INSTRUCTIONS TO FOLLOW:
Show every line below where "Time" can be found.
>> Start
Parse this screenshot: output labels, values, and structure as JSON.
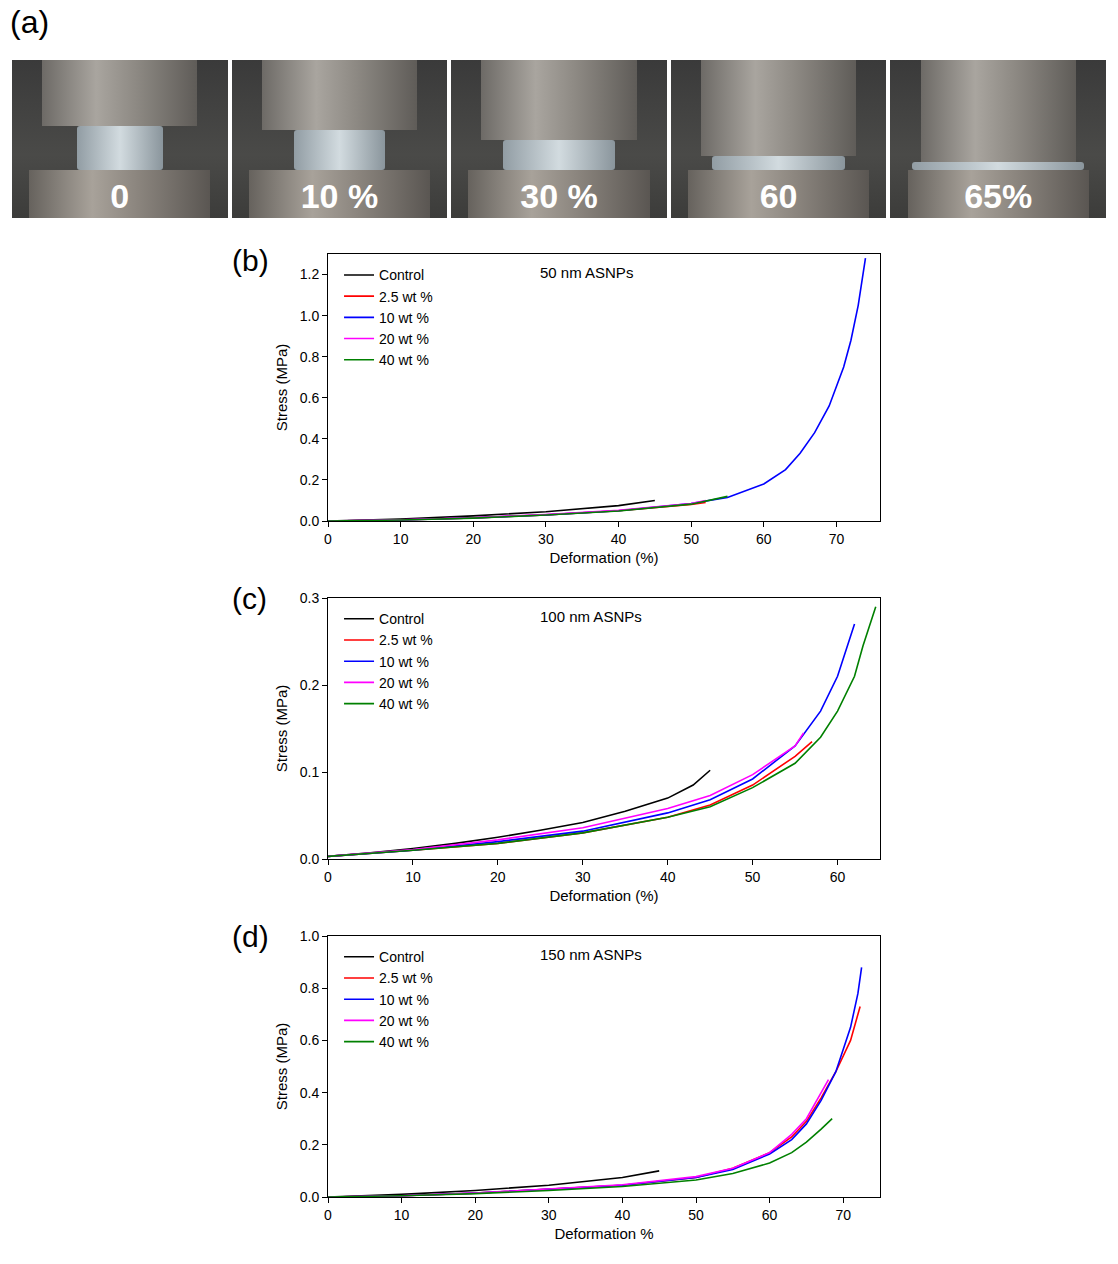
{
  "panel_a": {
    "label": "(a)",
    "frames": [
      "0",
      "10 %",
      "30 %",
      "60",
      "65%"
    ]
  },
  "chart_data": [
    {
      "type": "line",
      "panel": "(b)",
      "annotation": "50 nm ASNPs",
      "x_label": "Deformation (%)",
      "y_label": "Stress (MPa)",
      "xlim": [
        0,
        76
      ],
      "xticks": [
        0,
        10,
        20,
        30,
        40,
        50,
        60,
        70
      ],
      "ylim": [
        0,
        1.3
      ],
      "yticks": [
        {
          "value": 0,
          "label": "0.0"
        },
        0.2,
        0.4,
        0.6,
        0.8,
        {
          "value": 1,
          "label": "1.0"
        },
        1.2
      ],
      "legend": "top-left",
      "grid": false,
      "series": [
        {
          "name": "Control",
          "color": "#000000",
          "x": [
            0,
            10,
            20,
            30,
            40,
            45
          ],
          "values": [
            0,
            0.01,
            0.025,
            0.045,
            0.075,
            0.1
          ]
        },
        {
          "name": "2.5 wt %",
          "color": "#ff0000",
          "x": [
            0,
            10,
            20,
            30,
            40,
            50,
            52
          ],
          "values": [
            0,
            0.005,
            0.015,
            0.03,
            0.05,
            0.08,
            0.09
          ]
        },
        {
          "name": "10 wt %",
          "color": "#0000ff",
          "x": [
            0,
            10,
            20,
            30,
            40,
            50,
            55,
            60,
            63,
            65,
            67,
            69,
            71,
            72,
            73,
            74
          ],
          "values": [
            0,
            0.005,
            0.015,
            0.03,
            0.05,
            0.085,
            0.115,
            0.18,
            0.25,
            0.33,
            0.43,
            0.56,
            0.75,
            0.88,
            1.05,
            1.28
          ]
        },
        {
          "name": "20 wt %",
          "color": "#ff00ff",
          "x": [
            0,
            10,
            20,
            30,
            40,
            50,
            52
          ],
          "values": [
            0,
            0.006,
            0.016,
            0.032,
            0.052,
            0.085,
            0.1
          ]
        },
        {
          "name": "40 wt %",
          "color": "#008000",
          "x": [
            0,
            10,
            20,
            30,
            40,
            50,
            55
          ],
          "values": [
            0,
            0.005,
            0.014,
            0.029,
            0.049,
            0.082,
            0.12
          ]
        }
      ]
    },
    {
      "type": "line",
      "panel": "(c)",
      "annotation": "100 nm ASNPs",
      "x_label": "Deformation (%)",
      "y_label": "Stress (MPa)",
      "xlim": [
        0,
        65
      ],
      "xticks": [
        0,
        10,
        20,
        30,
        40,
        50,
        60
      ],
      "ylim": [
        0,
        0.3
      ],
      "yticks": [
        {
          "value": 0,
          "label": "0.0"
        },
        0.1,
        0.2,
        0.3
      ],
      "legend": "top-left",
      "grid": false,
      "series": [
        {
          "name": "Control",
          "color": "#000000",
          "x": [
            0,
            5,
            10,
            15,
            20,
            25,
            30,
            35,
            40,
            43,
            45
          ],
          "values": [
            0.003,
            0.007,
            0.012,
            0.018,
            0.025,
            0.033,
            0.042,
            0.055,
            0.07,
            0.085,
            0.102
          ]
        },
        {
          "name": "2.5 wt %",
          "color": "#ff0000",
          "x": [
            0,
            10,
            20,
            30,
            40,
            45,
            50,
            55,
            57
          ],
          "values": [
            0.003,
            0.01,
            0.018,
            0.03,
            0.048,
            0.062,
            0.085,
            0.118,
            0.135
          ]
        },
        {
          "name": "10 wt %",
          "color": "#0000ff",
          "x": [
            0,
            10,
            20,
            30,
            40,
            45,
            50,
            55,
            58,
            60,
            62
          ],
          "values": [
            0.003,
            0.01,
            0.02,
            0.032,
            0.053,
            0.068,
            0.092,
            0.13,
            0.17,
            0.21,
            0.27
          ]
        },
        {
          "name": "20 wt %",
          "color": "#ff00ff",
          "x": [
            0,
            10,
            20,
            30,
            40,
            45,
            50,
            55,
            56
          ],
          "values": [
            0.003,
            0.011,
            0.022,
            0.036,
            0.058,
            0.073,
            0.097,
            0.13,
            0.145
          ]
        },
        {
          "name": "40 wt %",
          "color": "#008000",
          "x": [
            0,
            10,
            20,
            30,
            40,
            45,
            50,
            55,
            58,
            60,
            62,
            63,
            64.5
          ],
          "values": [
            0.003,
            0.01,
            0.018,
            0.03,
            0.048,
            0.06,
            0.082,
            0.11,
            0.14,
            0.17,
            0.21,
            0.245,
            0.29
          ]
        }
      ]
    },
    {
      "type": "line",
      "panel": "(d)",
      "annotation": "150 nm ASNPs",
      "x_label": "Deformation %",
      "y_label": "Stress (MPa)",
      "xlim": [
        0,
        75
      ],
      "xticks": [
        0,
        10,
        20,
        30,
        40,
        50,
        60,
        70
      ],
      "ylim": [
        0,
        1
      ],
      "yticks": [
        {
          "value": 0,
          "label": "0.0"
        },
        0.2,
        0.4,
        0.6,
        0.8,
        {
          "value": 1,
          "label": "1.0"
        }
      ],
      "legend": "top-left",
      "grid": false,
      "series": [
        {
          "name": "Control",
          "color": "#000000",
          "x": [
            0,
            10,
            20,
            30,
            40,
            45
          ],
          "values": [
            0,
            0.01,
            0.025,
            0.045,
            0.075,
            0.1
          ]
        },
        {
          "name": "2.5 wt %",
          "color": "#ff0000",
          "x": [
            0,
            10,
            20,
            30,
            40,
            50,
            55,
            60,
            63,
            65,
            67,
            69,
            71,
            72.3
          ],
          "values": [
            0,
            0.005,
            0.015,
            0.03,
            0.045,
            0.075,
            0.11,
            0.17,
            0.23,
            0.29,
            0.38,
            0.48,
            0.6,
            0.73
          ]
        },
        {
          "name": "10 wt %",
          "color": "#0000ff",
          "x": [
            0,
            10,
            20,
            30,
            40,
            50,
            55,
            60,
            63,
            65,
            67,
            69,
            71,
            72,
            72.5
          ],
          "values": [
            0,
            0.005,
            0.015,
            0.03,
            0.045,
            0.075,
            0.105,
            0.165,
            0.22,
            0.28,
            0.37,
            0.48,
            0.65,
            0.78,
            0.88
          ]
        },
        {
          "name": "20 wt %",
          "color": "#ff00ff",
          "x": [
            0,
            10,
            20,
            30,
            40,
            50,
            55,
            60,
            63,
            65,
            67,
            68
          ],
          "values": [
            0,
            0.005,
            0.015,
            0.03,
            0.047,
            0.078,
            0.11,
            0.17,
            0.24,
            0.3,
            0.4,
            0.45
          ]
        },
        {
          "name": "40 wt %",
          "color": "#008000",
          "x": [
            0,
            10,
            20,
            30,
            40,
            50,
            55,
            60,
            63,
            65,
            67,
            68.5
          ],
          "values": [
            0,
            0.005,
            0.013,
            0.025,
            0.04,
            0.065,
            0.09,
            0.13,
            0.17,
            0.21,
            0.26,
            0.3
          ]
        }
      ]
    }
  ]
}
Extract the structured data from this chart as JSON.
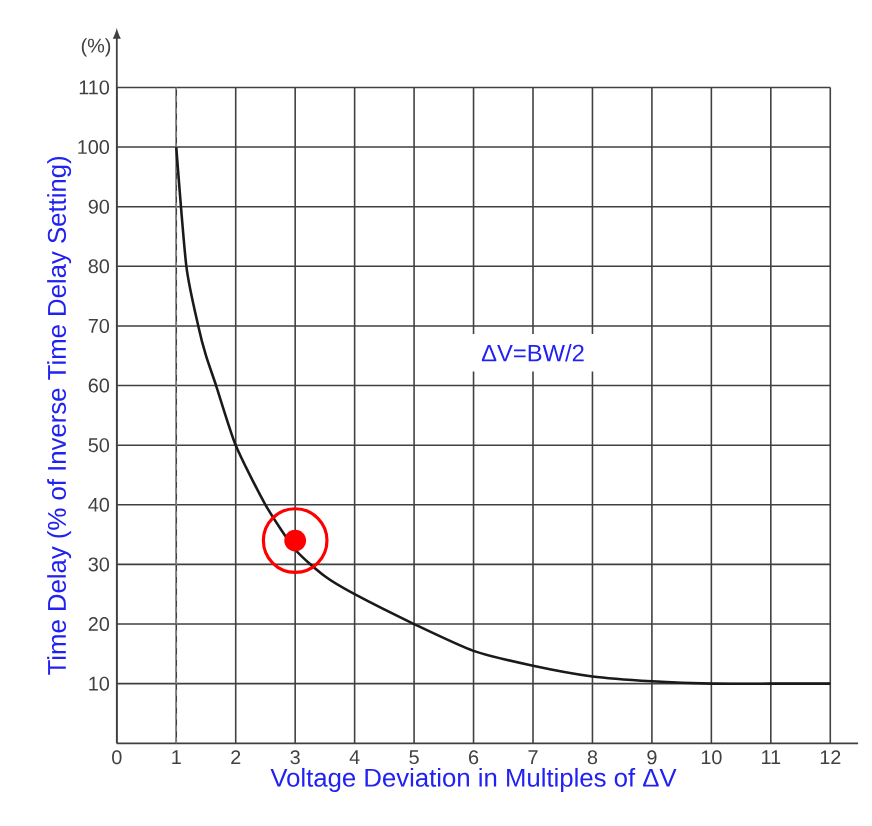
{
  "chart_data": {
    "type": "line",
    "xlabel": "Voltage Deviation in Multiples of ΔV",
    "ylabel": "Time Delay (% of Inverse Time Delay Setting)",
    "xlim": [
      0,
      12
    ],
    "ylim": [
      0,
      110
    ],
    "xticks": [
      0,
      1,
      2,
      3,
      4,
      5,
      6,
      7,
      8,
      9,
      10,
      11,
      12
    ],
    "yticks": [
      10,
      20,
      30,
      40,
      50,
      60,
      70,
      80,
      90,
      100,
      110
    ],
    "grid": true,
    "series": [
      {
        "color": "#1a1a1a",
        "marker": "none",
        "line_style": "solid",
        "x": [
          1,
          1.17,
          1.37,
          1.5,
          1.67,
          2,
          2.5,
          3,
          3.5,
          4,
          5,
          6,
          7,
          8,
          9,
          10,
          11,
          12
        ],
        "values": [
          100,
          80,
          70,
          65,
          60,
          50,
          40,
          32.5,
          28,
          25,
          20,
          15.5,
          13,
          11.2,
          10.4,
          10,
          10,
          10
        ]
      },
      {
        "type": "scatter",
        "color": "#ff0000",
        "marker": "circle",
        "x": [
          3
        ],
        "values": [
          34
        ]
      }
    ],
    "ref_lines": [
      {
        "axis": "x",
        "value": 1,
        "color": "#808080",
        "line_style": "dashed"
      }
    ],
    "annotations": [
      "ΔV=BW/2",
      "(%)"
    ]
  }
}
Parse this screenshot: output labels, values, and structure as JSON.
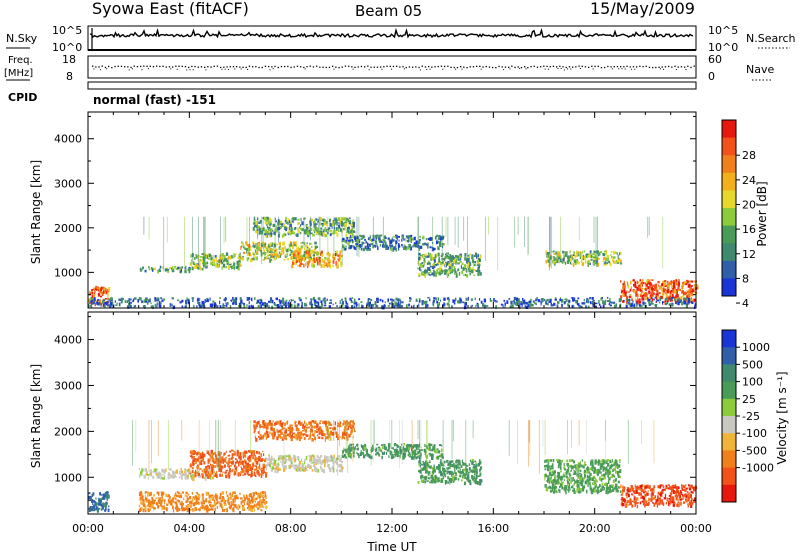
{
  "header": {
    "station": "Syowa East (fitACF)",
    "beam": "Beam 05",
    "date": "15/May/2009"
  },
  "top_panels": {
    "nsky_label": "N.Sky",
    "nsearch_label": "N.Search",
    "noise_ticks_left": [
      "10^5",
      "10^0"
    ],
    "noise_ticks_right": [
      "10^5",
      "10^0"
    ],
    "freq_label_line1": "Freq.",
    "freq_label_line2": "[MHz]",
    "freq_ticks": [
      "18",
      "8"
    ],
    "nave_label": "Nave",
    "nave_ticks": [
      "60",
      "0"
    ],
    "cpid_label": "CPID",
    "cpid_text": "normal (fast) -151"
  },
  "power_colorbar": {
    "label": "Power [dB]",
    "ticks": [
      "28",
      "24",
      "20",
      "16",
      "12",
      "8",
      "4"
    ],
    "colors": [
      "#e8170d",
      "#f2521a",
      "#f07f1c",
      "#f2b11a",
      "#e6d92b",
      "#8ccc3a",
      "#4a9b57",
      "#3f8a6e",
      "#2f5fa8",
      "#1a35d6"
    ]
  },
  "velocity_colorbar": {
    "label": "Velocity [m s⁻¹]",
    "ticks": [
      "1000",
      "500",
      "100",
      "25",
      "-25",
      "-100",
      "-500",
      "-1000"
    ],
    "colors": [
      "#1a35d6",
      "#2f5fa8",
      "#3f8a6e",
      "#4a9b57",
      "#8ccc3a",
      "#c8c8c0",
      "#f0b43a",
      "#f07f1c",
      "#f2521a",
      "#e8170d"
    ]
  },
  "chart_data": [
    {
      "type": "heatmap",
      "quantity": "Power",
      "ylabel": "Slant Range [km]",
      "xlabel": "",
      "ylim": [
        200,
        4600
      ],
      "xlim": [
        0,
        24
      ],
      "yticks": [
        1000,
        2000,
        3000,
        4000
      ],
      "xticks": [
        "00:00",
        "04:00",
        "08:00",
        "12:00",
        "16:00",
        "20:00",
        "00:00"
      ],
      "scatter_bands": [
        {
          "x": [
            2.0,
            4.0
          ],
          "y": [
            1050,
            1150
          ],
          "value": 10
        },
        {
          "x": [
            4.0,
            6.0
          ],
          "y": [
            1100,
            1450
          ],
          "value": 14
        },
        {
          "x": [
            6.0,
            9.0
          ],
          "y": [
            1300,
            1700
          ],
          "value": 16
        },
        {
          "x": [
            8.0,
            10.0
          ],
          "y": [
            1150,
            1500
          ],
          "value": 22
        },
        {
          "x": [
            6.5,
            10.5
          ],
          "y": [
            1850,
            2250
          ],
          "value": 12
        },
        {
          "x": [
            10.0,
            14.0
          ],
          "y": [
            1550,
            1850
          ],
          "value": 8
        },
        {
          "x": [
            13.0,
            15.5
          ],
          "y": [
            950,
            1450
          ],
          "value": 12
        },
        {
          "x": [
            18.0,
            21.0
          ],
          "y": [
            1200,
            1500
          ],
          "value": 14
        },
        {
          "x": [
            21.0,
            24.0
          ],
          "y": [
            350,
            850
          ],
          "value": 26
        },
        {
          "x": [
            0.0,
            0.8
          ],
          "y": [
            300,
            700
          ],
          "value": 26
        },
        {
          "x": [
            0.0,
            24.0
          ],
          "y": [
            250,
            450
          ],
          "value": 6
        }
      ]
    },
    {
      "type": "heatmap",
      "quantity": "Velocity",
      "ylabel": "Slant Range [km]",
      "xlabel": "Time UT",
      "ylim": [
        200,
        4600
      ],
      "xlim": [
        0,
        24
      ],
      "yticks": [
        1000,
        2000,
        3000,
        4000
      ],
      "xticks": [
        "00:00",
        "04:00",
        "08:00",
        "12:00",
        "16:00",
        "20:00",
        "00:00"
      ],
      "scatter_bands": [
        {
          "x": [
            2.0,
            5.0
          ],
          "y": [
            1000,
            1200
          ],
          "value": 0
        },
        {
          "x": [
            4.0,
            7.0
          ],
          "y": [
            1050,
            1600
          ],
          "value": -300
        },
        {
          "x": [
            7.0,
            10.0
          ],
          "y": [
            1150,
            1500
          ],
          "value": 0
        },
        {
          "x": [
            6.5,
            10.5
          ],
          "y": [
            1850,
            2250
          ],
          "value": -200
        },
        {
          "x": [
            10.0,
            14.0
          ],
          "y": [
            1450,
            1750
          ],
          "value": 200
        },
        {
          "x": [
            13.0,
            15.5
          ],
          "y": [
            900,
            1400
          ],
          "value": 200
        },
        {
          "x": [
            18.0,
            21.0
          ],
          "y": [
            700,
            1400
          ],
          "value": 150
        },
        {
          "x": [
            21.0,
            24.0
          ],
          "y": [
            400,
            850
          ],
          "value": -400
        },
        {
          "x": [
            2.0,
            7.0
          ],
          "y": [
            300,
            700
          ],
          "value": -150
        },
        {
          "x": [
            0.0,
            0.8
          ],
          "y": [
            300,
            700
          ],
          "value": 600
        }
      ]
    }
  ]
}
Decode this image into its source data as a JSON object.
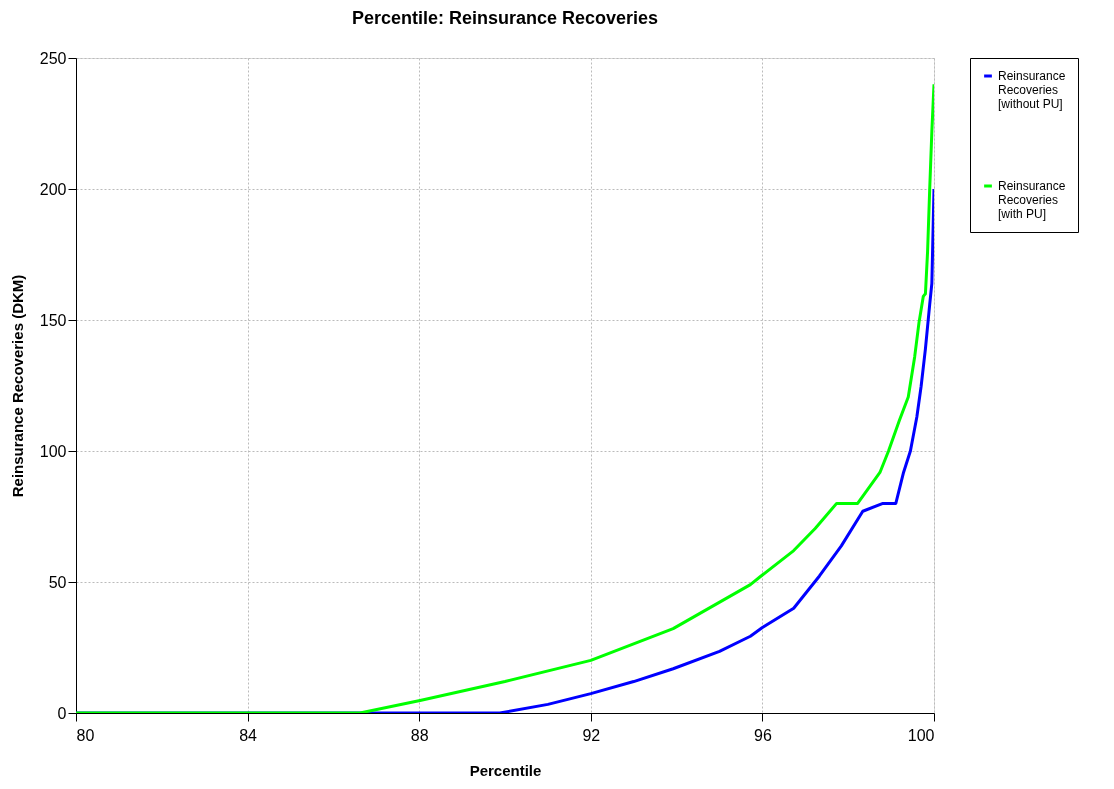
>> End
OUTPUT FOR THIS TASK:
    "ylabel": "Time Delay (% of Inverse Time Delay Setting)",
      "xlabel": "Time UT",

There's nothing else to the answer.